*WHAT YOU ARE ASKED TO DO*. For the material that follows, list every line containing the word "high".

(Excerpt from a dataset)
☆ ☆ ☆ ☆ ☆ ☆ ☆

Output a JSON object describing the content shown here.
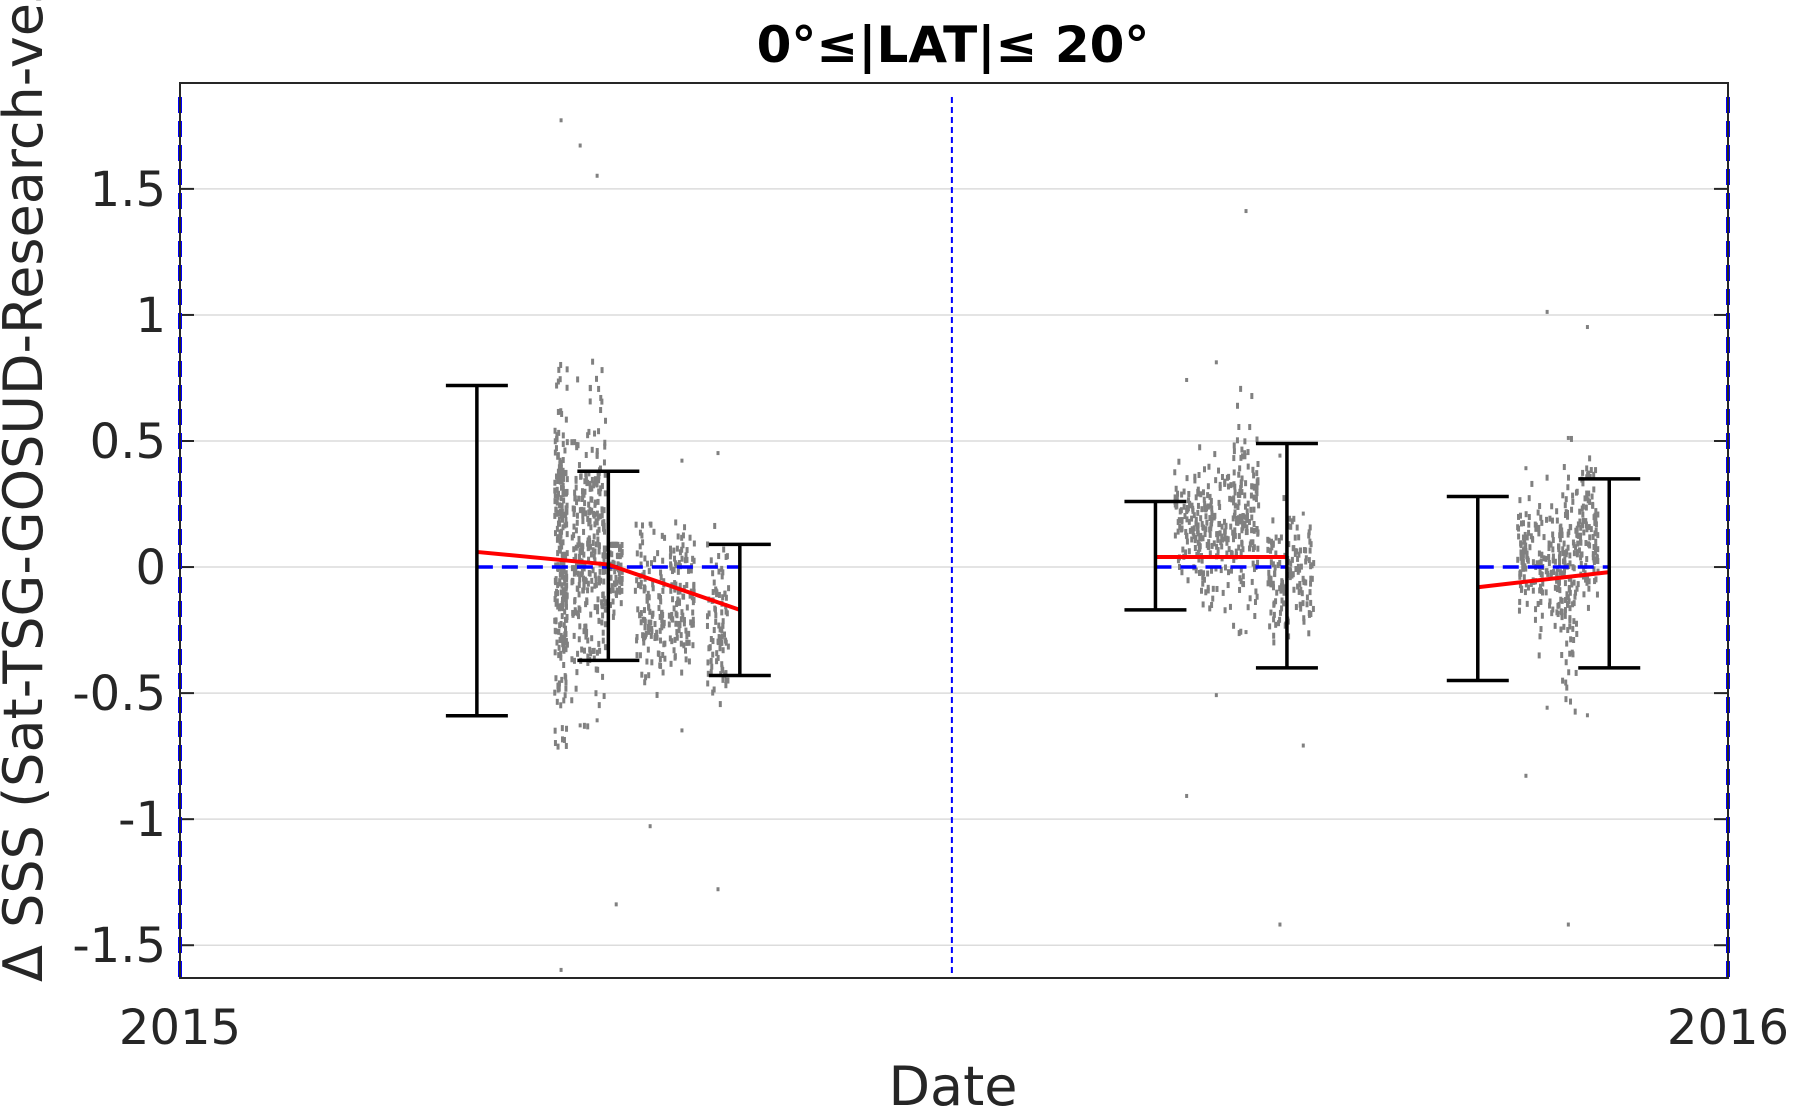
{
  "chart_data": {
    "type": "scatter",
    "title": "0°≤|LAT|≤ 20°",
    "xlabel": "Date",
    "ylabel": "Δ SSS (Sat-TSG-GOSUD-Research-vessel)",
    "x_ticks": [
      "2015",
      "2016"
    ],
    "xlim": [
      "2015-01-01",
      "2016-01-01"
    ],
    "ylim": [
      -1.63,
      1.92
    ],
    "y_ticks": [
      -1.5,
      -1,
      -0.5,
      0,
      0.5,
      1,
      1.5
    ],
    "grid": true,
    "colors": {
      "points": "#808080",
      "trend": "#ff0000",
      "zero_ref": "#0000ff",
      "separator": "#0000ff",
      "error_bars": "#000000",
      "grid": "#dcdcdc"
    },
    "separators": [
      "2015-01-01",
      "2015-07-02",
      "2016-01-01"
    ],
    "groups": [
      {
        "error_bars": [
          {
            "x": "2015-03-12",
            "low": -0.59,
            "high": 0.72
          },
          {
            "x": "2015-04-12",
            "low": -0.37,
            "high": 0.38
          },
          {
            "x": "2015-05-13",
            "low": -0.43,
            "high": 0.09
          }
        ],
        "trend": [
          {
            "x": "2015-03-12",
            "y": 0.06
          },
          {
            "x": "2015-04-12",
            "y": 0.01
          },
          {
            "x": "2015-05-13",
            "y": -0.17
          }
        ],
        "zero_ref": [
          "2015-03-12",
          "2015-05-13"
        ],
        "scatter_clusters": [
          {
            "x_start": "2015-03-30",
            "x_end": "2015-04-02",
            "center": 0.05,
            "spread": 0.55,
            "count": 240,
            "max": 1.78,
            "min": -1.59
          },
          {
            "x_start": "2015-04-03",
            "x_end": "2015-04-07",
            "center": 0.05,
            "spread": 0.45,
            "count": 140,
            "max": 1.68,
            "min": -0.62
          },
          {
            "x_start": "2015-04-07",
            "x_end": "2015-04-11",
            "center": 0.1,
            "spread": 0.5,
            "count": 160,
            "max": 1.56,
            "min": -0.6
          },
          {
            "x_start": "2015-04-12",
            "x_end": "2015-04-15",
            "center": 0.0,
            "spread": 0.15,
            "count": 60,
            "max": 0.1,
            "min": -1.33
          },
          {
            "x_start": "2015-04-18",
            "x_end": "2015-04-25",
            "center": -0.15,
            "spread": 0.25,
            "count": 120,
            "max": 0.18,
            "min": -1.02
          },
          {
            "x_start": "2015-04-26",
            "x_end": "2015-05-02",
            "center": -0.1,
            "spread": 0.22,
            "count": 110,
            "max": 0.43,
            "min": -0.64
          },
          {
            "x_start": "2015-05-05",
            "x_end": "2015-05-10",
            "center": -0.2,
            "spread": 0.28,
            "count": 90,
            "max": 0.46,
            "min": -1.27
          }
        ]
      },
      {
        "error_bars": [
          {
            "x": "2015-08-19",
            "low": -0.17,
            "high": 0.26
          },
          {
            "x": "2015-09-19",
            "low": -0.4,
            "high": 0.49
          }
        ],
        "trend": [
          {
            "x": "2015-08-19",
            "y": 0.04
          },
          {
            "x": "2015-09-19",
            "y": 0.04
          }
        ],
        "zero_ref": [
          "2015-08-19",
          "2015-09-19"
        ],
        "scatter_clusters": [
          {
            "x_start": "2015-08-23",
            "x_end": "2015-08-29",
            "center": 0.2,
            "spread": 0.2,
            "count": 90,
            "max": 0.75,
            "min": -0.9
          },
          {
            "x_start": "2015-08-29",
            "x_end": "2015-09-06",
            "center": 0.15,
            "spread": 0.25,
            "count": 130,
            "max": 0.82,
            "min": -0.5
          },
          {
            "x_start": "2015-09-06",
            "x_end": "2015-09-12",
            "center": 0.2,
            "spread": 0.3,
            "count": 140,
            "max": 1.42,
            "min": -0.25
          },
          {
            "x_start": "2015-09-14",
            "x_end": "2015-09-20",
            "center": 0.0,
            "spread": 0.2,
            "count": 80,
            "max": 0.45,
            "min": -1.41
          },
          {
            "x_start": "2015-09-20",
            "x_end": "2015-09-25",
            "center": 0.0,
            "spread": 0.18,
            "count": 60,
            "max": 0.22,
            "min": -0.7
          }
        ]
      },
      {
        "error_bars": [
          {
            "x": "2015-11-03",
            "low": -0.45,
            "high": 0.28
          },
          {
            "x": "2015-12-04",
            "low": -0.4,
            "high": 0.35
          }
        ],
        "trend": [
          {
            "x": "2015-11-03",
            "y": -0.08
          },
          {
            "x": "2015-12-04",
            "y": -0.02
          }
        ],
        "zero_ref": [
          "2015-11-03",
          "2015-12-04"
        ],
        "scatter_clusters": [
          {
            "x_start": "2015-11-12",
            "x_end": "2015-11-16",
            "center": 0.05,
            "spread": 0.2,
            "count": 70,
            "max": 0.4,
            "min": -0.82
          },
          {
            "x_start": "2015-11-16",
            "x_end": "2015-11-22",
            "center": 0.0,
            "spread": 0.22,
            "count": 90,
            "max": 1.02,
            "min": -0.55
          },
          {
            "x_start": "2015-11-22",
            "x_end": "2015-11-26",
            "center": -0.05,
            "spread": 0.35,
            "count": 110,
            "max": 0.52,
            "min": -1.41
          },
          {
            "x_start": "2015-11-26",
            "x_end": "2015-12-01",
            "center": 0.15,
            "spread": 0.25,
            "count": 110,
            "max": 0.96,
            "min": -0.58
          }
        ]
      }
    ]
  }
}
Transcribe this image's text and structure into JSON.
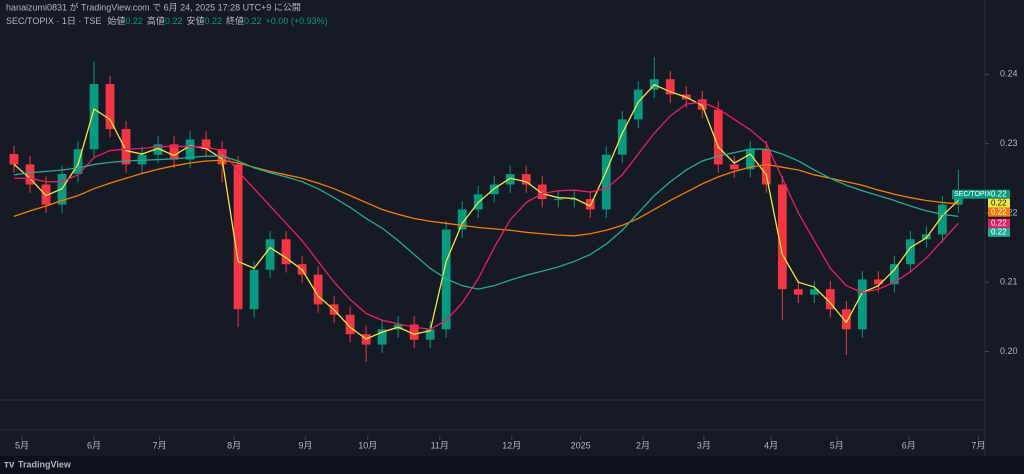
{
  "header": {
    "publisher": "hanaizumi0831 が TradingView.com で 6月 24, 2025 17:28 UTC+9 に公開"
  },
  "chart_data": {
    "type": "candlestick",
    "title": "SEC/TOPIX · 1日 · TSE",
    "quote": {
      "labels": [
        "始値",
        "高値",
        "安値",
        "終値"
      ],
      "values": [
        0.22,
        0.22,
        0.22,
        0.22
      ],
      "change": "+0.00 (+0.93%)"
    },
    "up_color": "#089981",
    "down_color": "#f23645",
    "xlim": [
      -0.5,
      60.6
    ],
    "xticks": [
      {
        "value": 0.5,
        "label": "5月"
      },
      {
        "value": 5,
        "label": "6月"
      },
      {
        "value": 9.1,
        "label": "7月"
      },
      {
        "value": 13.75,
        "label": "8月"
      },
      {
        "value": 18.2,
        "label": "9月"
      },
      {
        "value": 22.1,
        "label": "10月"
      },
      {
        "value": 26.6,
        "label": "11月"
      },
      {
        "value": 31.1,
        "label": "12月"
      },
      {
        "value": 35.4,
        "label": "2025"
      },
      {
        "value": 39.3,
        "label": "2月"
      },
      {
        "value": 43.1,
        "label": "3月"
      },
      {
        "value": 47.3,
        "label": "4月"
      },
      {
        "value": 51.4,
        "label": "5月"
      },
      {
        "value": 55.9,
        "label": "6月"
      },
      {
        "value": 60.25,
        "label": "7月"
      }
    ],
    "ylim": [
      0.193,
      0.249
    ],
    "yticks": [
      {
        "value": 0.2,
        "label": "0.20"
      },
      0.21,
      0.22,
      0.23,
      0.24
    ],
    "open": [
      0.2285,
      0.227,
      0.2241,
      0.2212,
      0.2256,
      0.2292,
      0.2386,
      0.2321,
      0.227,
      0.2284,
      0.2299,
      0.2277,
      0.2306,
      0.2292,
      0.227,
      0.2061,
      0.2118,
      0.2162,
      0.2126,
      0.2111,
      0.2068,
      0.2053,
      0.2025,
      0.201,
      0.2032,
      0.2039,
      0.2017,
      0.2032,
      0.2176,
      0.2205,
      0.2227,
      0.2241,
      0.2256,
      0.2241,
      0.222,
      0.222,
      0.222,
      0.2205,
      0.2284,
      0.2335,
      0.2378,
      0.2393,
      0.2371,
      0.2364,
      0.2349,
      0.227,
      0.2263,
      0.2292,
      0.2241,
      0.209,
      0.2082,
      0.209,
      0.2061,
      0.2032,
      0.2104,
      0.2097,
      0.2126,
      0.2162,
      0.2169,
      0.2212
    ],
    "high": [
      0.2297,
      0.2282,
      0.2253,
      0.2268,
      0.2304,
      0.2418,
      0.2398,
      0.2333,
      0.2296,
      0.2311,
      0.2311,
      0.2318,
      0.2318,
      0.2304,
      0.2282,
      0.213,
      0.2174,
      0.2174,
      0.2138,
      0.2123,
      0.208,
      0.2065,
      0.2037,
      0.2044,
      0.2051,
      0.2051,
      0.2044,
      0.2188,
      0.2217,
      0.2239,
      0.2253,
      0.2268,
      0.2268,
      0.2253,
      0.2232,
      0.2232,
      0.2232,
      0.2296,
      0.2347,
      0.239,
      0.2425,
      0.2405,
      0.2383,
      0.2376,
      0.2361,
      0.2282,
      0.2304,
      0.2304,
      0.2253,
      0.2102,
      0.2102,
      0.2102,
      0.2073,
      0.2116,
      0.2116,
      0.2138,
      0.2174,
      0.2181,
      0.2224,
      0.2262
    ],
    "low": [
      0.2258,
      0.2229,
      0.22,
      0.22,
      0.2244,
      0.228,
      0.2309,
      0.2258,
      0.2258,
      0.2272,
      0.2265,
      0.2265,
      0.228,
      0.2244,
      0.2035,
      0.2049,
      0.2106,
      0.2114,
      0.2099,
      0.2056,
      0.2041,
      0.2013,
      0.1985,
      0.1998,
      0.202,
      0.2005,
      0.2005,
      0.202,
      0.2164,
      0.2193,
      0.2215,
      0.2229,
      0.2229,
      0.2208,
      0.2208,
      0.2208,
      0.2193,
      0.2193,
      0.2272,
      0.2323,
      0.2366,
      0.2359,
      0.2352,
      0.2337,
      0.2258,
      0.2251,
      0.2251,
      0.2229,
      0.2045,
      0.207,
      0.207,
      0.2049,
      0.1995,
      0.202,
      0.2085,
      0.2085,
      0.2114,
      0.215,
      0.2157,
      0.22
    ],
    "close": [
      0.227,
      0.2241,
      0.2212,
      0.2256,
      0.2292,
      0.2386,
      0.2321,
      0.227,
      0.2284,
      0.2299,
      0.2277,
      0.2306,
      0.2292,
      0.227,
      0.2061,
      0.2118,
      0.2162,
      0.2126,
      0.2111,
      0.2068,
      0.2053,
      0.2025,
      0.201,
      0.2032,
      0.2039,
      0.2017,
      0.2032,
      0.2176,
      0.2205,
      0.2227,
      0.2241,
      0.2256,
      0.2241,
      0.222,
      0.222,
      0.222,
      0.2205,
      0.2284,
      0.2335,
      0.2378,
      0.2393,
      0.2371,
      0.2364,
      0.2349,
      0.227,
      0.2263,
      0.2292,
      0.2241,
      0.209,
      0.2082,
      0.209,
      0.2061,
      0.2032,
      0.2104,
      0.2097,
      0.2126,
      0.2162,
      0.2169,
      0.2212,
      0.2227
    ],
    "series": [
      {
        "color": "#f7e43a",
        "values": [
          0.227,
          0.225,
          0.2225,
          0.2235,
          0.227,
          0.235,
          0.2335,
          0.229,
          0.2285,
          0.2293,
          0.2283,
          0.2297,
          0.2293,
          0.2278,
          0.213,
          0.212,
          0.215,
          0.2135,
          0.2118,
          0.208,
          0.206,
          0.2035,
          0.2018,
          0.2028,
          0.2035,
          0.2025,
          0.203,
          0.213,
          0.2185,
          0.2215,
          0.2235,
          0.225,
          0.2245,
          0.2228,
          0.2222,
          0.2221,
          0.221,
          0.226,
          0.2315,
          0.236,
          0.2385,
          0.2375,
          0.2367,
          0.2355,
          0.2295,
          0.2272,
          0.2285,
          0.2255,
          0.214,
          0.21,
          0.2093,
          0.207,
          0.2042,
          0.2085,
          0.2095,
          0.2118,
          0.215,
          0.2164,
          0.2196,
          0.2218
        ]
      },
      {
        "color": "#f57c00",
        "values": [
          0.2195,
          0.2203,
          0.221,
          0.2218,
          0.2225,
          0.2235,
          0.2243,
          0.225,
          0.2257,
          0.2263,
          0.2268,
          0.2272,
          0.2275,
          0.2276,
          0.2272,
          0.2266,
          0.226,
          0.2255,
          0.225,
          0.2243,
          0.2235,
          0.2225,
          0.2215,
          0.2205,
          0.2198,
          0.2192,
          0.2188,
          0.2185,
          0.2182,
          0.2179,
          0.2177,
          0.2175,
          0.2172,
          0.217,
          0.2168,
          0.2167,
          0.217,
          0.2175,
          0.2182,
          0.2192,
          0.2205,
          0.2218,
          0.223,
          0.2242,
          0.2252,
          0.226,
          0.2266,
          0.227,
          0.2266,
          0.2262,
          0.2255,
          0.225,
          0.2245,
          0.224,
          0.2233,
          0.2227,
          0.2222,
          0.2218,
          0.2215,
          0.2213
        ]
      },
      {
        "color": "#e91e63",
        "values": [
          0.225,
          0.225,
          0.2245,
          0.2245,
          0.2255,
          0.228,
          0.229,
          0.2292,
          0.2293,
          0.2296,
          0.2296,
          0.2296,
          0.2295,
          0.229,
          0.226,
          0.2235,
          0.221,
          0.2185,
          0.216,
          0.213,
          0.21,
          0.2075,
          0.2055,
          0.2045,
          0.204,
          0.2035,
          0.2032,
          0.2045,
          0.207,
          0.2105,
          0.215,
          0.219,
          0.2215,
          0.2228,
          0.2232,
          0.2233,
          0.223,
          0.2235,
          0.2255,
          0.2285,
          0.2315,
          0.234,
          0.2357,
          0.236,
          0.235,
          0.2335,
          0.232,
          0.23,
          0.225,
          0.22,
          0.216,
          0.212,
          0.2095,
          0.2085,
          0.209,
          0.21,
          0.2115,
          0.2135,
          0.216,
          0.2185
        ]
      },
      {
        "color": "#22ab94",
        "values": [
          0.2255,
          0.2258,
          0.226,
          0.2262,
          0.2265,
          0.227,
          0.2273,
          0.2275,
          0.2276,
          0.2277,
          0.2278,
          0.228,
          0.2282,
          0.2282,
          0.2275,
          0.2265,
          0.2258,
          0.2252,
          0.2245,
          0.2235,
          0.2222,
          0.2208,
          0.2192,
          0.2178,
          0.216,
          0.214,
          0.212,
          0.2105,
          0.2095,
          0.209,
          0.2095,
          0.2103,
          0.211,
          0.2116,
          0.2122,
          0.213,
          0.214,
          0.2155,
          0.2175,
          0.22,
          0.2225,
          0.2245,
          0.2262,
          0.2275,
          0.2282,
          0.2287,
          0.2292,
          0.2292,
          0.2285,
          0.2275,
          0.2262,
          0.225,
          0.224,
          0.2232,
          0.2225,
          0.2218,
          0.221,
          0.2203,
          0.2198,
          0.2195
        ]
      }
    ],
    "price_tags": [
      {
        "text": "SEC/TOPIX",
        "value": 0.22,
        "color": "#089981"
      },
      {
        "value": 0.22,
        "color": "#f7e43a"
      },
      {
        "value": 0.22,
        "color": "#f57c00"
      },
      {
        "value": 0.22,
        "color": "#e91e63"
      },
      {
        "value": 0.22,
        "color": "#22ab94"
      }
    ]
  },
  "footer": {
    "brand": "TradingView"
  }
}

☆ ☆ ☆ ☆ ☆ ☆ ☆

*RESULT FOR THIS TASK*.
            "high": 0.72
            "high": 0.38
            "high": 0.09
            "high": 0.26
            "high": 0.49
            "high": 0.28
            "high": 0.35
    "high": [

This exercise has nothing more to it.